<<<<

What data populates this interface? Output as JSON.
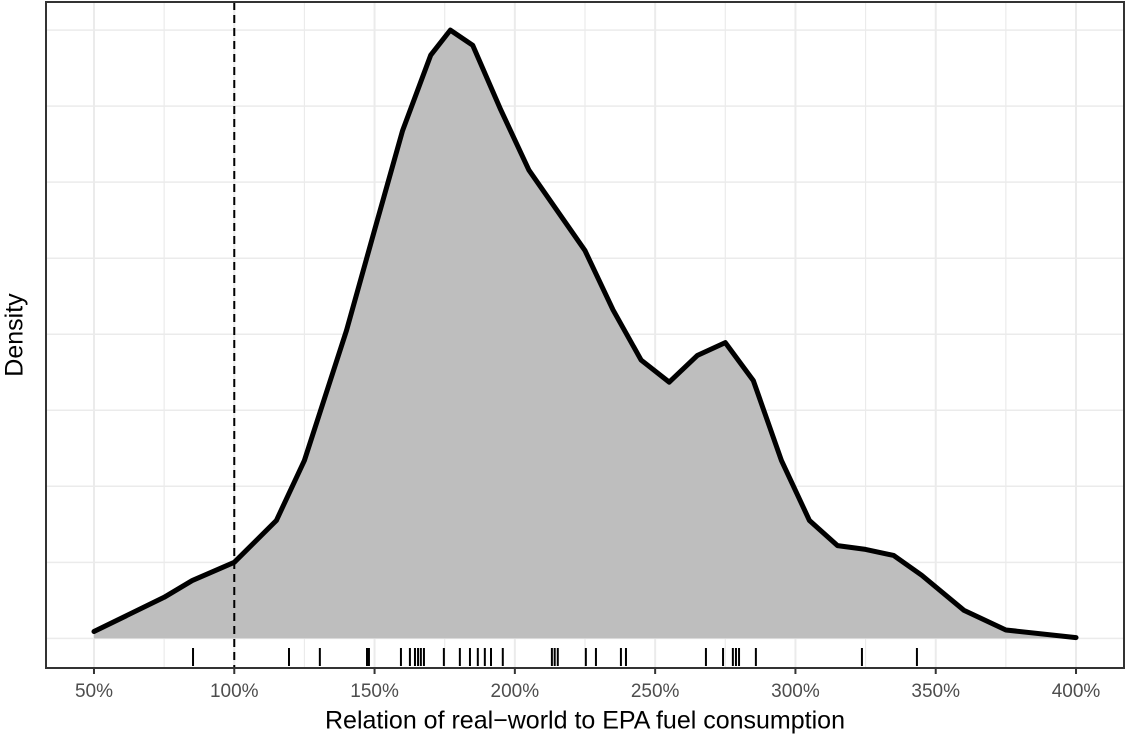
{
  "chart_data": {
    "type": "density",
    "xlabel": "Relation of real−world to EPA fuel consumption",
    "ylabel": "Density",
    "x": [
      50,
      75,
      85,
      100,
      115,
      125,
      140,
      150,
      160,
      170,
      177,
      185,
      195,
      205,
      215,
      225,
      235,
      245,
      255,
      265,
      275,
      285,
      295,
      305,
      315,
      325,
      335,
      345,
      360,
      375,
      400
    ],
    "values": [
      0.09,
      0.54,
      0.76,
      1.0,
      1.55,
      2.34,
      4.05,
      5.37,
      6.68,
      7.67,
      8.0,
      7.8,
      6.95,
      6.16,
      5.63,
      5.1,
      4.32,
      3.66,
      3.37,
      3.72,
      3.89,
      3.39,
      2.34,
      1.55,
      1.22,
      1.17,
      1.09,
      0.83,
      0.37,
      0.11,
      0.01
    ],
    "color": "#bebebe",
    "rug": [
      85.3,
      119.5,
      130.5,
      147.3,
      148.0,
      159.4,
      162.6,
      164.4,
      165.5,
      166.5,
      167.6,
      174.7,
      180.4,
      184.0,
      186.8,
      189.3,
      191.5,
      195.7,
      213.2,
      214.2,
      215.3,
      225.3,
      228.9,
      237.8,
      239.6,
      268.1,
      274.2,
      277.7,
      278.8,
      279.9,
      285.9,
      323.7,
      343.3
    ],
    "vline": 100,
    "xlim": [
      32.9,
      417.1
    ],
    "ylim": [
      -0.39,
      8.37
    ],
    "xticks": [
      {
        "value": 50,
        "label": "50%"
      },
      {
        "value": 100,
        "label": "100%"
      },
      {
        "value": 150,
        "label": "150%"
      },
      {
        "value": 200,
        "label": "200%"
      },
      {
        "value": 250,
        "label": "250%"
      },
      {
        "value": 300,
        "label": "300%"
      },
      {
        "value": 350,
        "label": "350%"
      },
      {
        "value": 400,
        "label": "400%"
      }
    ],
    "xminor": [
      75,
      125,
      175,
      225,
      275,
      325,
      375
    ],
    "yticks": [
      0,
      1,
      2,
      3,
      4,
      5,
      6,
      7,
      8
    ],
    "grid": true
  }
}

>>>>

REQUIRED TASK — Take the listing above and restate it word for word, without its pictures.

TASK RESULT —
What data populates this interface? Output as JSON.
{
  "chart_data": {
    "type": "density",
    "xlabel": "Relation of real−world to EPA fuel consumption",
    "ylabel": "Density",
    "x": [
      50,
      75,
      85,
      100,
      115,
      125,
      140,
      150,
      160,
      170,
      177,
      185,
      195,
      205,
      215,
      225,
      235,
      245,
      255,
      265,
      275,
      285,
      295,
      305,
      315,
      325,
      335,
      345,
      360,
      375,
      400
    ],
    "values": [
      0.09,
      0.54,
      0.76,
      1.0,
      1.55,
      2.34,
      4.05,
      5.37,
      6.68,
      7.67,
      8.0,
      7.8,
      6.95,
      6.16,
      5.63,
      5.1,
      4.32,
      3.66,
      3.37,
      3.72,
      3.89,
      3.39,
      2.34,
      1.55,
      1.22,
      1.17,
      1.09,
      0.83,
      0.37,
      0.11,
      0.01
    ],
    "color": "#bebebe",
    "rug": [
      85.3,
      119.5,
      130.5,
      147.3,
      148.0,
      159.4,
      162.6,
      164.4,
      165.5,
      166.5,
      167.6,
      174.7,
      180.4,
      184.0,
      186.8,
      189.3,
      191.5,
      195.7,
      213.2,
      214.2,
      215.3,
      225.3,
      228.9,
      237.8,
      239.6,
      268.1,
      274.2,
      277.7,
      278.8,
      279.9,
      285.9,
      323.7,
      343.3
    ],
    "vline": 100,
    "xlim": [
      32.9,
      417.1
    ],
    "ylim": [
      -0.39,
      8.37
    ],
    "xticks": [
      {
        "value": 50,
        "label": "50%"
      },
      {
        "value": 100,
        "label": "100%"
      },
      {
        "value": 150,
        "label": "150%"
      },
      {
        "value": 200,
        "label": "200%"
      },
      {
        "value": 250,
        "label": "250%"
      },
      {
        "value": 300,
        "label": "300%"
      },
      {
        "value": 350,
        "label": "350%"
      },
      {
        "value": 400,
        "label": "400%"
      }
    ],
    "xminor": [
      75,
      125,
      175,
      225,
      275,
      325,
      375
    ],
    "yticks": [
      0,
      1,
      2,
      3,
      4,
      5,
      6,
      7,
      8
    ],
    "grid": true
  }
}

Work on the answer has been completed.